• _DESCRIPTION OF THE TASK_
Extract the records below word for word and ignore the images.

• _MATERIAL_
* Begin *
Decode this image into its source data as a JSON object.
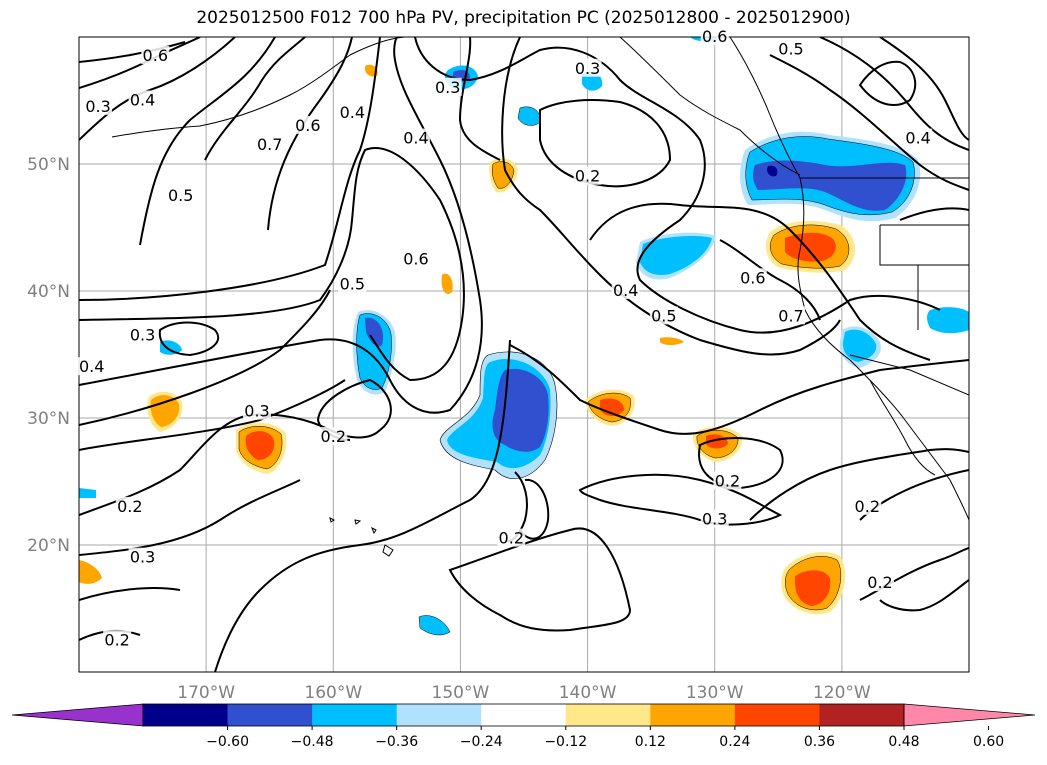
{
  "title": "2025012500 F012 700 hPa PV, precipitation PC (2025012800 - 2025012900)",
  "map": {
    "lat_labels": [
      "50°N",
      "40°N",
      "30°N",
      "20°N"
    ],
    "lon_labels": [
      "170°W",
      "160°W",
      "150°W",
      "140°W",
      "130°W",
      "120°W"
    ],
    "lat_values": [
      50,
      40,
      30,
      20
    ],
    "lon_values": [
      -170,
      -160,
      -150,
      -140,
      -130,
      -120
    ],
    "extent": {
      "lon_min": -180,
      "lon_max": -110,
      "lat_min": 10,
      "lat_max": 60
    },
    "gridline_color": "#aaaaaa",
    "contour_labels": [
      {
        "text": "0.6",
        "lon": -174,
        "lat": 58.5
      },
      {
        "text": "0.3",
        "lon": -178.5,
        "lat": 54.5
      },
      {
        "text": "0.4",
        "lon": -175,
        "lat": 55
      },
      {
        "text": "0.7",
        "lon": -165,
        "lat": 51.5
      },
      {
        "text": "0.6",
        "lon": -162,
        "lat": 53
      },
      {
        "text": "0.5",
        "lon": -172,
        "lat": 47.5
      },
      {
        "text": "0.4",
        "lon": -153.5,
        "lat": 52
      },
      {
        "text": "0.3",
        "lon": -151,
        "lat": 56
      },
      {
        "text": "0.4",
        "lon": -158.5,
        "lat": 54
      },
      {
        "text": "0.6",
        "lon": -153.5,
        "lat": 42.5
      },
      {
        "text": "0.5",
        "lon": -158.5,
        "lat": 40.5
      },
      {
        "text": "0.3",
        "lon": -140,
        "lat": 57.5
      },
      {
        "text": "0.2",
        "lon": -140,
        "lat": 49
      },
      {
        "text": "0.4",
        "lon": -137,
        "lat": 40
      },
      {
        "text": "0.5",
        "lon": -134,
        "lat": 38
      },
      {
        "text": "0.6",
        "lon": -127,
        "lat": 41
      },
      {
        "text": "0.7",
        "lon": -124,
        "lat": 38
      },
      {
        "text": "0.5",
        "lon": -124,
        "lat": 59
      },
      {
        "text": "0.6",
        "lon": -130,
        "lat": 60
      },
      {
        "text": "0.4",
        "lon": -114,
        "lat": 52
      },
      {
        "text": "0.3",
        "lon": -175,
        "lat": 36.5
      },
      {
        "text": "0.4",
        "lon": -179,
        "lat": 34
      },
      {
        "text": "0.3",
        "lon": -166,
        "lat": 30.5
      },
      {
        "text": "0.2",
        "lon": -160,
        "lat": 28.5
      },
      {
        "text": "0.2",
        "lon": -176,
        "lat": 23
      },
      {
        "text": "0.3",
        "lon": -175,
        "lat": 19
      },
      {
        "text": "0.2",
        "lon": -177,
        "lat": 12.5
      },
      {
        "text": "0.2",
        "lon": -146,
        "lat": 20.5
      },
      {
        "text": "0.2",
        "lon": -129,
        "lat": 25
      },
      {
        "text": "0.3",
        "lon": -130,
        "lat": 22
      },
      {
        "text": "0.2",
        "lon": -118,
        "lat": 23
      },
      {
        "text": "0.2",
        "lon": -117,
        "lat": 17
      }
    ]
  },
  "colorbar": {
    "ticks": [
      "−0.60",
      "−0.48",
      "−0.36",
      "−0.24",
      "−0.12",
      "0.12",
      "0.24",
      "0.36",
      "0.48",
      "0.60"
    ],
    "colors": [
      "#9932cc",
      "#00008b",
      "#3050d0",
      "#00bfff",
      "#b0e2ff",
      "#ffffff",
      "#ffe78a",
      "#ffa500",
      "#ff4500",
      "#b22222",
      "#ff88aa"
    ]
  }
}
* End *
• _OUTPUT FOR THIS TASK_
Decode this image into its source data as a JSON object.
{
  "title": "2025012500 F012 700 hPa PV, precipitation PC (2025012800 - 2025012900)",
  "map": {
    "lat_labels": [
      "50°N",
      "40°N",
      "30°N",
      "20°N"
    ],
    "lon_labels": [
      "170°W",
      "160°W",
      "150°W",
      "140°W",
      "130°W",
      "120°W"
    ],
    "lat_values": [
      50,
      40,
      30,
      20
    ],
    "lon_values": [
      -170,
      -160,
      -150,
      -140,
      -130,
      -120
    ],
    "extent": {
      "lon_min": -180,
      "lon_max": -110,
      "lat_min": 10,
      "lat_max": 60
    },
    "gridline_color": "#aaaaaa",
    "contour_labels": [
      {
        "text": "0.6",
        "lon": -174,
        "lat": 58.5
      },
      {
        "text": "0.3",
        "lon": -178.5,
        "lat": 54.5
      },
      {
        "text": "0.4",
        "lon": -175,
        "lat": 55
      },
      {
        "text": "0.7",
        "lon": -165,
        "lat": 51.5
      },
      {
        "text": "0.6",
        "lon": -162,
        "lat": 53
      },
      {
        "text": "0.5",
        "lon": -172,
        "lat": 47.5
      },
      {
        "text": "0.4",
        "lon": -153.5,
        "lat": 52
      },
      {
        "text": "0.3",
        "lon": -151,
        "lat": 56
      },
      {
        "text": "0.4",
        "lon": -158.5,
        "lat": 54
      },
      {
        "text": "0.6",
        "lon": -153.5,
        "lat": 42.5
      },
      {
        "text": "0.5",
        "lon": -158.5,
        "lat": 40.5
      },
      {
        "text": "0.3",
        "lon": -140,
        "lat": 57.5
      },
      {
        "text": "0.2",
        "lon": -140,
        "lat": 49
      },
      {
        "text": "0.4",
        "lon": -137,
        "lat": 40
      },
      {
        "text": "0.5",
        "lon": -134,
        "lat": 38
      },
      {
        "text": "0.6",
        "lon": -127,
        "lat": 41
      },
      {
        "text": "0.7",
        "lon": -124,
        "lat": 38
      },
      {
        "text": "0.5",
        "lon": -124,
        "lat": 59
      },
      {
        "text": "0.6",
        "lon": -130,
        "lat": 60
      },
      {
        "text": "0.4",
        "lon": -114,
        "lat": 52
      },
      {
        "text": "0.3",
        "lon": -175,
        "lat": 36.5
      },
      {
        "text": "0.4",
        "lon": -179,
        "lat": 34
      },
      {
        "text": "0.3",
        "lon": -166,
        "lat": 30.5
      },
      {
        "text": "0.2",
        "lon": -160,
        "lat": 28.5
      },
      {
        "text": "0.2",
        "lon": -176,
        "lat": 23
      },
      {
        "text": "0.3",
        "lon": -175,
        "lat": 19
      },
      {
        "text": "0.2",
        "lon": -177,
        "lat": 12.5
      },
      {
        "text": "0.2",
        "lon": -146,
        "lat": 20.5
      },
      {
        "text": "0.2",
        "lon": -129,
        "lat": 25
      },
      {
        "text": "0.3",
        "lon": -130,
        "lat": 22
      },
      {
        "text": "0.2",
        "lon": -118,
        "lat": 23
      },
      {
        "text": "0.2",
        "lon": -117,
        "lat": 17
      }
    ]
  },
  "colorbar": {
    "ticks": [
      "−0.60",
      "−0.48",
      "−0.36",
      "−0.24",
      "−0.12",
      "0.12",
      "0.24",
      "0.36",
      "0.48",
      "0.60"
    ],
    "colors": [
      "#9932cc",
      "#00008b",
      "#3050d0",
      "#00bfff",
      "#b0e2ff",
      "#ffffff",
      "#ffe78a",
      "#ffa500",
      "#ff4500",
      "#b22222",
      "#ff88aa"
    ]
  }
}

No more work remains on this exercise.